▸ Problem description: Word for word, print each line of the listing below; pictures stay out.

* Begin *

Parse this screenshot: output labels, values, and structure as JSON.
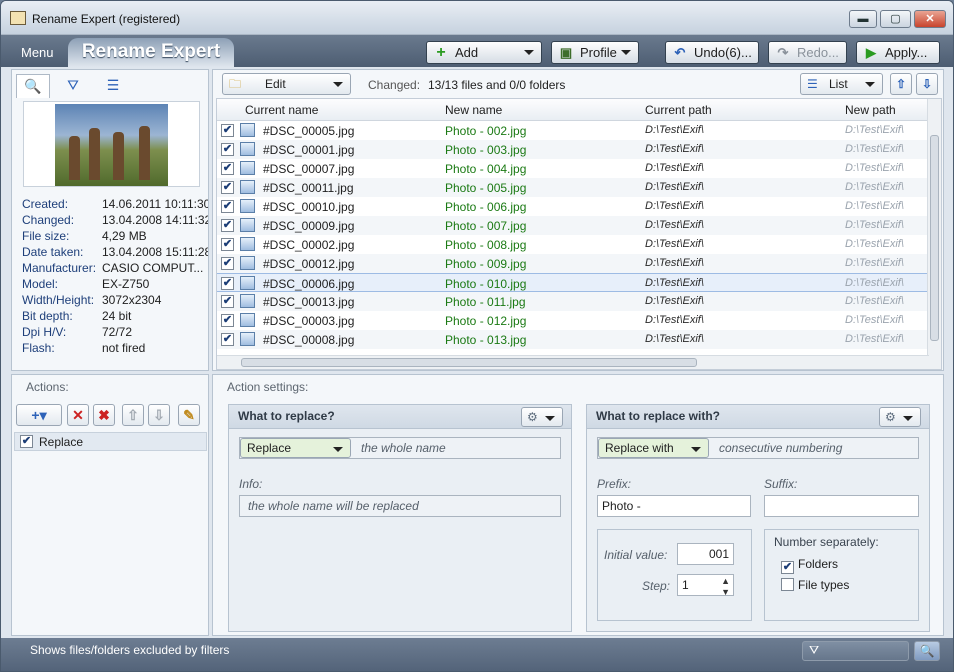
{
  "window": {
    "title": "Rename Expert (registered)",
    "controls": {
      "minimize": "▬",
      "maximize": "▢",
      "close": "✕"
    }
  },
  "ribbon": {
    "menu_label": "Menu",
    "app_tab": "Rename Expert",
    "add_label": "Add",
    "profile_label": "Profile",
    "undo_label": "Undo(6)...",
    "redo_label": "Redo...",
    "apply_label": "Apply..."
  },
  "preview": {
    "properties": [
      {
        "key": "Created:",
        "value": "14.06.2011 10:11:30"
      },
      {
        "key": "Changed:",
        "value": "13.04.2008 14:11:32"
      },
      {
        "key": "File size:",
        "value": "4,29 MB"
      },
      {
        "key": "Date taken:",
        "value": "13.04.2008 15:11:28"
      },
      {
        "key": "Manufacturer:",
        "value": "CASIO COMPUT..."
      },
      {
        "key": "Model:",
        "value": "EX-Z750"
      },
      {
        "key": "Width/Height:",
        "value": "3072x2304"
      },
      {
        "key": "Bit depth:",
        "value": "24 bit"
      },
      {
        "key": "Dpi H/V:",
        "value": "72/72"
      },
      {
        "key": "Flash:",
        "value": "not fired"
      }
    ]
  },
  "files": {
    "edit_label": "Edit",
    "changed_label": "Changed:",
    "changed_value": "13/13 files and 0/0 folders",
    "view_label": "List",
    "columns": [
      "Current name",
      "New name",
      "Current path",
      "New path"
    ],
    "rows": [
      {
        "current": "#DSC_00005.jpg",
        "new": "Photo - 002.jpg",
        "path": "D:\\Test\\Exif\\",
        "newpath": "D:\\Test\\Exif\\"
      },
      {
        "current": "#DSC_00001.jpg",
        "new": "Photo - 003.jpg",
        "path": "D:\\Test\\Exif\\",
        "newpath": "D:\\Test\\Exif\\"
      },
      {
        "current": "#DSC_00007.jpg",
        "new": "Photo - 004.jpg",
        "path": "D:\\Test\\Exif\\",
        "newpath": "D:\\Test\\Exif\\"
      },
      {
        "current": "#DSC_00011.jpg",
        "new": "Photo - 005.jpg",
        "path": "D:\\Test\\Exif\\",
        "newpath": "D:\\Test\\Exif\\"
      },
      {
        "current": "#DSC_00010.jpg",
        "new": "Photo - 006.jpg",
        "path": "D:\\Test\\Exif\\",
        "newpath": "D:\\Test\\Exif\\"
      },
      {
        "current": "#DSC_00009.jpg",
        "new": "Photo - 007.jpg",
        "path": "D:\\Test\\Exif\\",
        "newpath": "D:\\Test\\Exif\\"
      },
      {
        "current": "#DSC_00002.jpg",
        "new": "Photo - 008.jpg",
        "path": "D:\\Test\\Exif\\",
        "newpath": "D:\\Test\\Exif\\"
      },
      {
        "current": "#DSC_00012.jpg",
        "new": "Photo - 009.jpg",
        "path": "D:\\Test\\Exif\\",
        "newpath": "D:\\Test\\Exif\\"
      },
      {
        "current": "#DSC_00006.jpg",
        "new": "Photo - 010.jpg",
        "path": "D:\\Test\\Exif\\",
        "newpath": "D:\\Test\\Exif\\"
      },
      {
        "current": "#DSC_00013.jpg",
        "new": "Photo - 011.jpg",
        "path": "D:\\Test\\Exif\\",
        "newpath": "D:\\Test\\Exif\\"
      },
      {
        "current": "#DSC_00003.jpg",
        "new": "Photo - 012.jpg",
        "path": "D:\\Test\\Exif\\",
        "newpath": "D:\\Test\\Exif\\"
      },
      {
        "current": "#DSC_00008.jpg",
        "new": "Photo - 013.jpg",
        "path": "D:\\Test\\Exif\\",
        "newpath": "D:\\Test\\Exif\\"
      }
    ],
    "selected_row": 8
  },
  "actions": {
    "label": "Actions:",
    "items": [
      {
        "label": "Replace",
        "checked": true
      }
    ]
  },
  "settings": {
    "label": "Action settings:",
    "what": {
      "title": "What to replace?",
      "mode": "Replace",
      "mode_desc": "the whole name",
      "info_label": "Info:",
      "info_text": "the whole name will be replaced"
    },
    "with": {
      "title": "What to replace with?",
      "mode": "Replace with",
      "mode_desc": "consecutive numbering",
      "prefix_label": "Prefix:",
      "prefix_value": "Photo -",
      "suffix_label": "Suffix:",
      "suffix_value": "",
      "initial_label": "Initial value:",
      "initial_value": "001",
      "step_label": "Step:",
      "step_value": "1",
      "number_sep_label": "Number separately:",
      "folders_label": "Folders",
      "folders_checked": true,
      "filetypes_label": "File types",
      "filetypes_checked": false
    }
  },
  "status": {
    "text": "Shows files/folders excluded by filters"
  },
  "colors": {
    "new_name": "#1b7a14",
    "accent": "#2d62b8"
  }
}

* End *

▸ Correct result:
Parse this screenshot: output labels, values, and structure as JSON.
{
  "window": {
    "title": "Rename Expert (registered)",
    "controls": {
      "minimize": "▬",
      "maximize": "▢",
      "close": "✕"
    }
  },
  "ribbon": {
    "menu_label": "Menu",
    "app_tab": "Rename Expert",
    "add_label": "Add",
    "profile_label": "Profile",
    "undo_label": "Undo(6)...",
    "redo_label": "Redo...",
    "apply_label": "Apply..."
  },
  "preview": {
    "properties": [
      {
        "key": "Created:",
        "value": "14.06.2011 10:11:30"
      },
      {
        "key": "Changed:",
        "value": "13.04.2008 14:11:32"
      },
      {
        "key": "File size:",
        "value": "4,29 MB"
      },
      {
        "key": "Date taken:",
        "value": "13.04.2008 15:11:28"
      },
      {
        "key": "Manufacturer:",
        "value": "CASIO COMPUT..."
      },
      {
        "key": "Model:",
        "value": "EX-Z750"
      },
      {
        "key": "Width/Height:",
        "value": "3072x2304"
      },
      {
        "key": "Bit depth:",
        "value": "24 bit"
      },
      {
        "key": "Dpi H/V:",
        "value": "72/72"
      },
      {
        "key": "Flash:",
        "value": "not fired"
      }
    ]
  },
  "files": {
    "edit_label": "Edit",
    "changed_label": "Changed:",
    "changed_value": "13/13 files and 0/0 folders",
    "view_label": "List",
    "columns": [
      "Current name",
      "New name",
      "Current path",
      "New path"
    ],
    "rows": [
      {
        "current": "#DSC_00005.jpg",
        "new": "Photo - 002.jpg",
        "path": "D:\\Test\\Exif\\",
        "newpath": "D:\\Test\\Exif\\"
      },
      {
        "current": "#DSC_00001.jpg",
        "new": "Photo - 003.jpg",
        "path": "D:\\Test\\Exif\\",
        "newpath": "D:\\Test\\Exif\\"
      },
      {
        "current": "#DSC_00007.jpg",
        "new": "Photo - 004.jpg",
        "path": "D:\\Test\\Exif\\",
        "newpath": "D:\\Test\\Exif\\"
      },
      {
        "current": "#DSC_00011.jpg",
        "new": "Photo - 005.jpg",
        "path": "D:\\Test\\Exif\\",
        "newpath": "D:\\Test\\Exif\\"
      },
      {
        "current": "#DSC_00010.jpg",
        "new": "Photo - 006.jpg",
        "path": "D:\\Test\\Exif\\",
        "newpath": "D:\\Test\\Exif\\"
      },
      {
        "current": "#DSC_00009.jpg",
        "new": "Photo - 007.jpg",
        "path": "D:\\Test\\Exif\\",
        "newpath": "D:\\Test\\Exif\\"
      },
      {
        "current": "#DSC_00002.jpg",
        "new": "Photo - 008.jpg",
        "path": "D:\\Test\\Exif\\",
        "newpath": "D:\\Test\\Exif\\"
      },
      {
        "current": "#DSC_00012.jpg",
        "new": "Photo - 009.jpg",
        "path": "D:\\Test\\Exif\\",
        "newpath": "D:\\Test\\Exif\\"
      },
      {
        "current": "#DSC_00006.jpg",
        "new": "Photo - 010.jpg",
        "path": "D:\\Test\\Exif\\",
        "newpath": "D:\\Test\\Exif\\"
      },
      {
        "current": "#DSC_00013.jpg",
        "new": "Photo - 011.jpg",
        "path": "D:\\Test\\Exif\\",
        "newpath": "D:\\Test\\Exif\\"
      },
      {
        "current": "#DSC_00003.jpg",
        "new": "Photo - 012.jpg",
        "path": "D:\\Test\\Exif\\",
        "newpath": "D:\\Test\\Exif\\"
      },
      {
        "current": "#DSC_00008.jpg",
        "new": "Photo - 013.jpg",
        "path": "D:\\Test\\Exif\\",
        "newpath": "D:\\Test\\Exif\\"
      }
    ],
    "selected_row": 8
  },
  "actions": {
    "label": "Actions:",
    "items": [
      {
        "label": "Replace",
        "checked": true
      }
    ]
  },
  "settings": {
    "label": "Action settings:",
    "what": {
      "title": "What to replace?",
      "mode": "Replace",
      "mode_desc": "the whole name",
      "info_label": "Info:",
      "info_text": "the whole name will be replaced"
    },
    "with": {
      "title": "What to replace with?",
      "mode": "Replace with",
      "mode_desc": "consecutive numbering",
      "prefix_label": "Prefix:",
      "prefix_value": "Photo -",
      "suffix_label": "Suffix:",
      "suffix_value": "",
      "initial_label": "Initial value:",
      "initial_value": "001",
      "step_label": "Step:",
      "step_value": "1",
      "number_sep_label": "Number separately:",
      "folders_label": "Folders",
      "folders_checked": true,
      "filetypes_label": "File types",
      "filetypes_checked": false
    }
  },
  "status": {
    "text": "Shows files/folders excluded by filters"
  },
  "colors": {
    "new_name": "#1b7a14",
    "accent": "#2d62b8"
  }
}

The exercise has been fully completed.